GIVEN EXERCISE:
Print out every line, exactly as written.

Records contained in a dataset:
^^^^^^^^

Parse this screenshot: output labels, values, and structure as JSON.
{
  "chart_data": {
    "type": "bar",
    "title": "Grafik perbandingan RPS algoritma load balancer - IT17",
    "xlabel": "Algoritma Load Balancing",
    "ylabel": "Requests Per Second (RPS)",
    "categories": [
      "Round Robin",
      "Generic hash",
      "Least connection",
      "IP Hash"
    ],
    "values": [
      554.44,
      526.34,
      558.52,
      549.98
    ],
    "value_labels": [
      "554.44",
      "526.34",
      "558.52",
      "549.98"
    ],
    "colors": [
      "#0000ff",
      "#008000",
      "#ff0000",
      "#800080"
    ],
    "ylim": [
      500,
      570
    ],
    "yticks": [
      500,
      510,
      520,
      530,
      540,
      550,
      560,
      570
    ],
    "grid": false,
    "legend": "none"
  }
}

^^^^^^^^

ANSWER IN FULL:
Parse this screenshot: output labels, values, and structure as JSON.
{
  "chart_data": {
    "type": "bar",
    "title": "Grafik perbandingan RPS algoritma load balancer - IT17",
    "xlabel": "Algoritma Load Balancing",
    "ylabel": "Requests Per Second (RPS)",
    "categories": [
      "Round Robin",
      "Generic hash",
      "Least connection",
      "IP Hash"
    ],
    "values": [
      554.44,
      526.34,
      558.52,
      549.98
    ],
    "value_labels": [
      "554.44",
      "526.34",
      "558.52",
      "549.98"
    ],
    "colors": [
      "#0000ff",
      "#008000",
      "#ff0000",
      "#800080"
    ],
    "ylim": [
      500,
      570
    ],
    "yticks": [
      500,
      510,
      520,
      530,
      540,
      550,
      560,
      570
    ],
    "grid": false,
    "legend": "none"
  }
}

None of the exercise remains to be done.